WHAT YOU NEED TO DO -
Copy out, unchanged, the entries below from the "What data populates" line to the final line. Omit pictures.

(Dataset rows about figures)

···

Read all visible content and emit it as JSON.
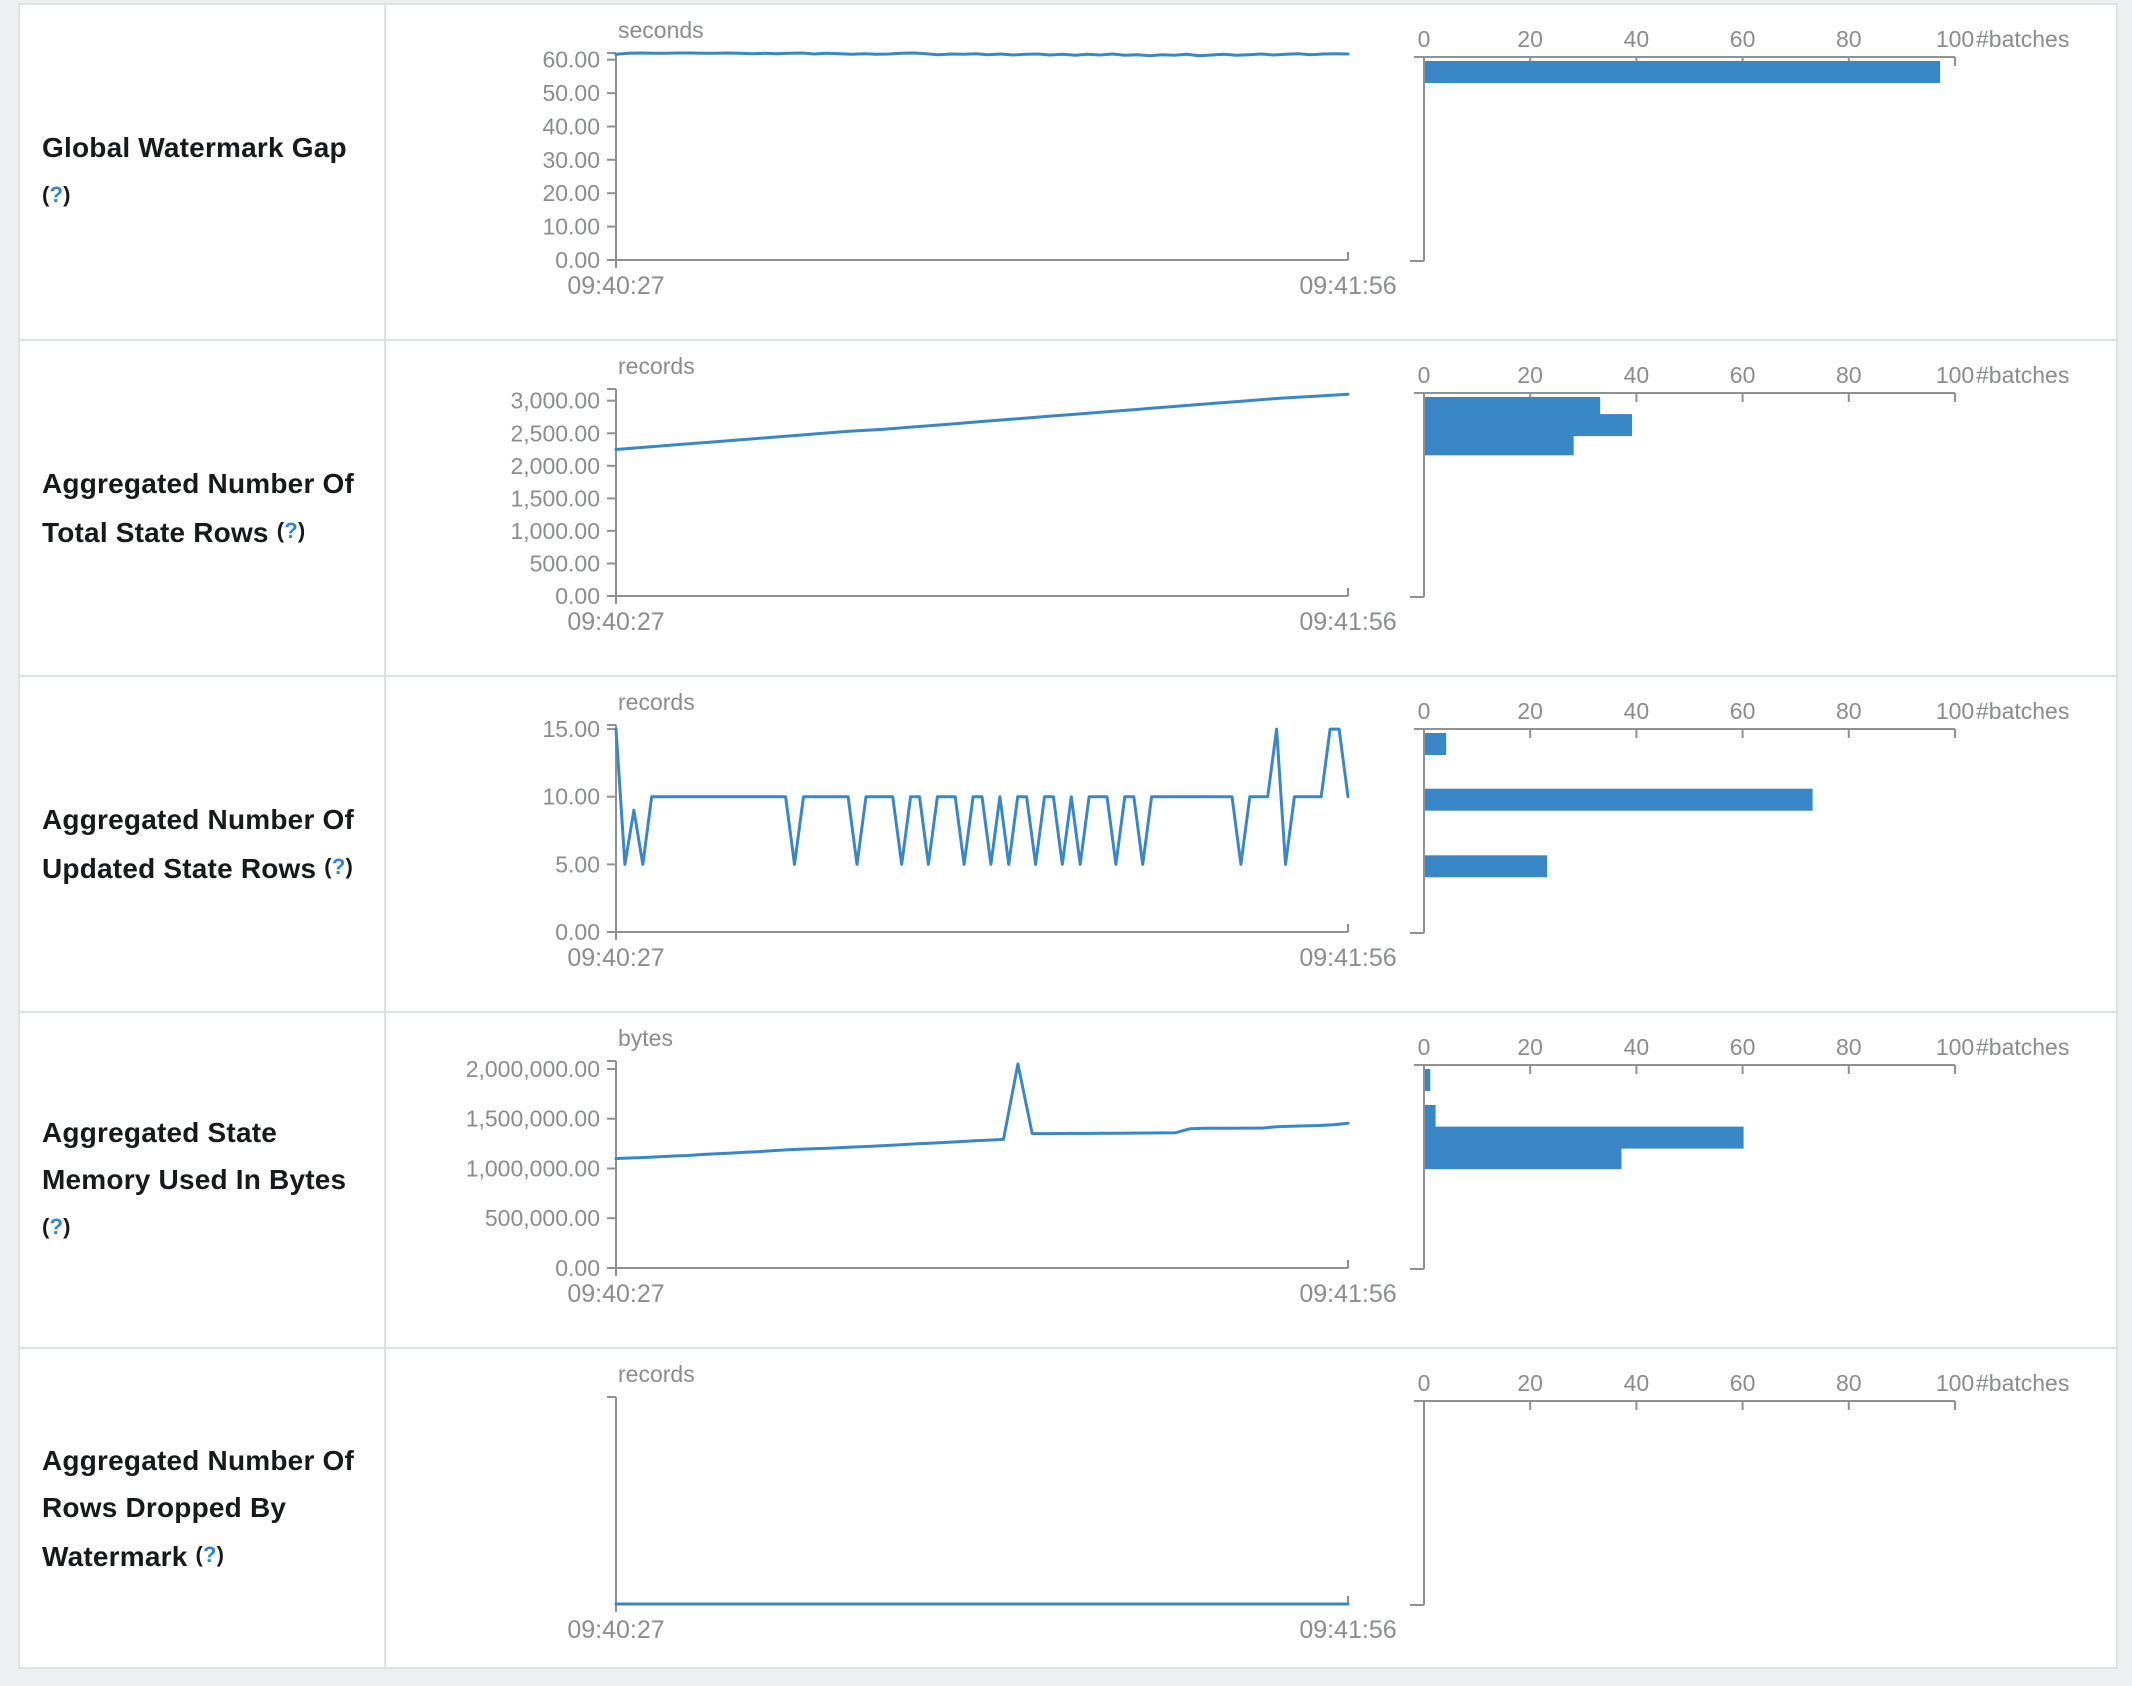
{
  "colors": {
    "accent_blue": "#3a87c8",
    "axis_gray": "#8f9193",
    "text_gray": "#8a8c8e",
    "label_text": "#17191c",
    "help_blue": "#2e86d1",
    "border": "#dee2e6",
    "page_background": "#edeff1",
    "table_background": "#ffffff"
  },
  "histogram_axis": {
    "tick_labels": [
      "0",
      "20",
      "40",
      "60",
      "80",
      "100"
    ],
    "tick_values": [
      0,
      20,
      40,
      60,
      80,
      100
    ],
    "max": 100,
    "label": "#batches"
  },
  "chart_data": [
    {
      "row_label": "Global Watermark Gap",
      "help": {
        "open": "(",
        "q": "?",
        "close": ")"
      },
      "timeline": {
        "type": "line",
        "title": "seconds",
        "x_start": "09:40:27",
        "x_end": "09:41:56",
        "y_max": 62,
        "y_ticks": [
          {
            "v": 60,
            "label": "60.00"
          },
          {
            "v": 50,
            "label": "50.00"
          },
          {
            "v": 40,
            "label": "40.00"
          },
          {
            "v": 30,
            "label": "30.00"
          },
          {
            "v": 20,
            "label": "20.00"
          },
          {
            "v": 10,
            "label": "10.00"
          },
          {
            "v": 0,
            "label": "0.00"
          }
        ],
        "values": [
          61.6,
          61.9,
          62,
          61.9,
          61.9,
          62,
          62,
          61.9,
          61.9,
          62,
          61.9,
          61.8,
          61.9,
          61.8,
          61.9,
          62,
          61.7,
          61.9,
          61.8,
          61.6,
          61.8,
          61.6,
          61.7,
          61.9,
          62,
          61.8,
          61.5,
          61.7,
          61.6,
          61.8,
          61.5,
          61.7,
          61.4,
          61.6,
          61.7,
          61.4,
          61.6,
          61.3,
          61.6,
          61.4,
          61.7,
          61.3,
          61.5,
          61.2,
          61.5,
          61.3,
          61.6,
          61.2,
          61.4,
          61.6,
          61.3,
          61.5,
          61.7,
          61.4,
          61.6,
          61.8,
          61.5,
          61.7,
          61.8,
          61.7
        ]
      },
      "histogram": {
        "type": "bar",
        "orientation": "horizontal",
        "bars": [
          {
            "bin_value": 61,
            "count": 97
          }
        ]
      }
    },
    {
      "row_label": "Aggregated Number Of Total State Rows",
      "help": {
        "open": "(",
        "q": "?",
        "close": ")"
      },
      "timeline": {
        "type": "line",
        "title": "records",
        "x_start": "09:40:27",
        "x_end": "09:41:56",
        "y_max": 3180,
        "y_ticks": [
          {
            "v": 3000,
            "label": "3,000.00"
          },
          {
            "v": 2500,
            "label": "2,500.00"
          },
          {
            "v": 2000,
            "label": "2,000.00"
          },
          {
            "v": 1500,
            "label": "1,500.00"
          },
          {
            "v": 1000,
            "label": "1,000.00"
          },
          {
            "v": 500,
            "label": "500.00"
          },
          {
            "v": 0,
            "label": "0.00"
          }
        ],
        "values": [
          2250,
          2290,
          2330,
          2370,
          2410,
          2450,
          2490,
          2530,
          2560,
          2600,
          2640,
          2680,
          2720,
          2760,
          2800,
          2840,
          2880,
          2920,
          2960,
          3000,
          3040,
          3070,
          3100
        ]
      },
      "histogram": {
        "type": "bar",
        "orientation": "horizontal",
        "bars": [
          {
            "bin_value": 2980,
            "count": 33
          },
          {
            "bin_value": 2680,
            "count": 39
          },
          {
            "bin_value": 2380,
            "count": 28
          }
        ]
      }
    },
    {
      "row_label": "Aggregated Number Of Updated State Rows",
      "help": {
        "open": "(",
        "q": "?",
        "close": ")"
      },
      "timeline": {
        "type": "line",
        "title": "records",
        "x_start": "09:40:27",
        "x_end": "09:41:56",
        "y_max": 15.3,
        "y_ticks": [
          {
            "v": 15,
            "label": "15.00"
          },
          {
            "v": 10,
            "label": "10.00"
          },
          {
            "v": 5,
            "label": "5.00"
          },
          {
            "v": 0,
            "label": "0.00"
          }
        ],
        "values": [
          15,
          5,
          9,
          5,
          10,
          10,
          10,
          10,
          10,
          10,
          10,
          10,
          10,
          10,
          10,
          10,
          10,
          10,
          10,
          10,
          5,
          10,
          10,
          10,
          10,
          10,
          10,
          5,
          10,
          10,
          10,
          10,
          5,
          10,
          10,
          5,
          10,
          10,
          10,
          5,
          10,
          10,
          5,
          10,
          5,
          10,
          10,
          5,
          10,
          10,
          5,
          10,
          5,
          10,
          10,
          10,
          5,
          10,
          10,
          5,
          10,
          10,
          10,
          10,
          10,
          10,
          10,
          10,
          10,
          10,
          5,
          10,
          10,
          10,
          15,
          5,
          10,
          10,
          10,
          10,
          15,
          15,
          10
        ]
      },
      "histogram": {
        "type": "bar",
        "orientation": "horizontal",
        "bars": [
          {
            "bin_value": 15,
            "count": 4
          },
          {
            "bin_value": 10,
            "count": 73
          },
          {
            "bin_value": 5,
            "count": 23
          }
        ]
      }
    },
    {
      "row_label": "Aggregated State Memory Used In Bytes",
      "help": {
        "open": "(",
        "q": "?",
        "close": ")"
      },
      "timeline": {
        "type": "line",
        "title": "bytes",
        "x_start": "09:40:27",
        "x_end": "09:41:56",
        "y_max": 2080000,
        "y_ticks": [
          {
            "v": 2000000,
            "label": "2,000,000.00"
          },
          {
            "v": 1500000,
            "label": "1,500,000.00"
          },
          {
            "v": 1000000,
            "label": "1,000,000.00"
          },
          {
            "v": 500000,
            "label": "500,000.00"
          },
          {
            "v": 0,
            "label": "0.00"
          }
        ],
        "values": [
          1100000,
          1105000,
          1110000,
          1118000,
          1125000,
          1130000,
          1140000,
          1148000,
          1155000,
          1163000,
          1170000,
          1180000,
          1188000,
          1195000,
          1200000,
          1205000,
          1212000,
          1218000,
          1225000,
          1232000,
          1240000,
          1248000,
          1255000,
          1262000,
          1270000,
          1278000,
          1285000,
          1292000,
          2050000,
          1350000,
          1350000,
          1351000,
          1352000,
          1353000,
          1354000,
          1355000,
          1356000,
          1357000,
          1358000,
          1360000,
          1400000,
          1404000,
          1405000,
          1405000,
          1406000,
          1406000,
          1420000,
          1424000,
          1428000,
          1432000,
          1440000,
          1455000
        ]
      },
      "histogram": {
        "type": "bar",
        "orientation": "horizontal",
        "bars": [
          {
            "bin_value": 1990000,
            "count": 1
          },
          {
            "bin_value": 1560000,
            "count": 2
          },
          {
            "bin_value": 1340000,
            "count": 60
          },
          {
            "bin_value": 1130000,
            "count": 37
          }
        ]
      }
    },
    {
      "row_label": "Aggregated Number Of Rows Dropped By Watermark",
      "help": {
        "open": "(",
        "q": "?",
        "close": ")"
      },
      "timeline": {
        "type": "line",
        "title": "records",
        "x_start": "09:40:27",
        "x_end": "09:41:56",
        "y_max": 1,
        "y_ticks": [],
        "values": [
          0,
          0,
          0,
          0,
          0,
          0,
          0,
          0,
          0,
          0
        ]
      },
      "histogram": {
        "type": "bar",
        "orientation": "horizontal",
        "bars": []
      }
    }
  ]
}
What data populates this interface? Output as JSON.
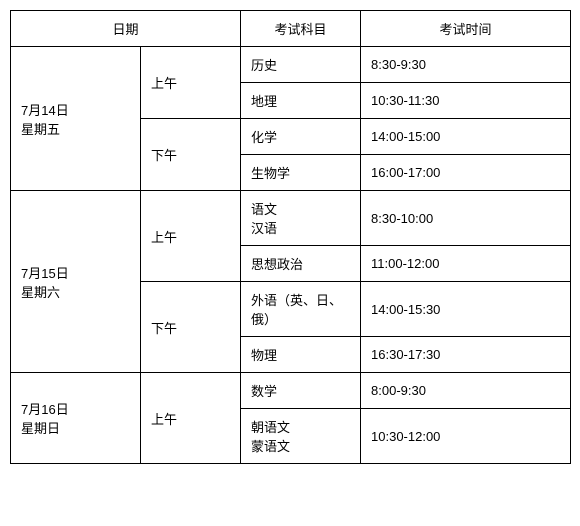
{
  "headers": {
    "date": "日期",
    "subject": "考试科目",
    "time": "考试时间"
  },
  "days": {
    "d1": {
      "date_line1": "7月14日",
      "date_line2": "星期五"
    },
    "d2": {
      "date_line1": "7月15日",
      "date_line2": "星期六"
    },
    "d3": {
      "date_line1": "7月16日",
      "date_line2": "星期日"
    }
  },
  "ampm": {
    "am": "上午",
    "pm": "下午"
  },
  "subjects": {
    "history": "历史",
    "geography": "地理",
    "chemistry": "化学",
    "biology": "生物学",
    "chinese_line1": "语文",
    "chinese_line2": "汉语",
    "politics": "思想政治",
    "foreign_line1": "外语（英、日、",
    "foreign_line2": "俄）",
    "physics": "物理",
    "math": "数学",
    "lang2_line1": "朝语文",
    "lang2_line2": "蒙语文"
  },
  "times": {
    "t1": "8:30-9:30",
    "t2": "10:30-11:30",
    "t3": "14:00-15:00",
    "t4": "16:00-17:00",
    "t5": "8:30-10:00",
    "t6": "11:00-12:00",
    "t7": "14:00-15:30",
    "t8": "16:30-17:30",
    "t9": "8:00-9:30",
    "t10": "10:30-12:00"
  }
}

···

FINISHED EXERCISE -
What data populates this interface? Output as JSON.
{
  "headers": {
    "date": "日期",
    "subject": "考试科目",
    "time": "考试时间"
  },
  "days": {
    "d1": {
      "date_line1": "7月14日",
      "date_line2": "星期五"
    },
    "d2": {
      "date_line1": "7月15日",
      "date_line2": "星期六"
    },
    "d3": {
      "date_line1": "7月16日",
      "date_line2": "星期日"
    }
  },
  "ampm": {
    "am": "上午",
    "pm": "下午"
  },
  "subjects": {
    "history": "历史",
    "geography": "地理",
    "chemistry": "化学",
    "biology": "生物学",
    "chinese_line1": "语文",
    "chinese_line2": "汉语",
    "politics": "思想政治",
    "foreign_line1": "外语（英、日、",
    "foreign_line2": "俄）",
    "physics": "物理",
    "math": "数学",
    "lang2_line1": "朝语文",
    "lang2_line2": "蒙语文"
  },
  "times": {
    "t1": "8:30-9:30",
    "t2": "10:30-11:30",
    "t3": "14:00-15:00",
    "t4": "16:00-17:00",
    "t5": "8:30-10:00",
    "t6": "11:00-12:00",
    "t7": "14:00-15:30",
    "t8": "16:30-17:30",
    "t9": "8:00-9:30",
    "t10": "10:30-12:00"
  }
}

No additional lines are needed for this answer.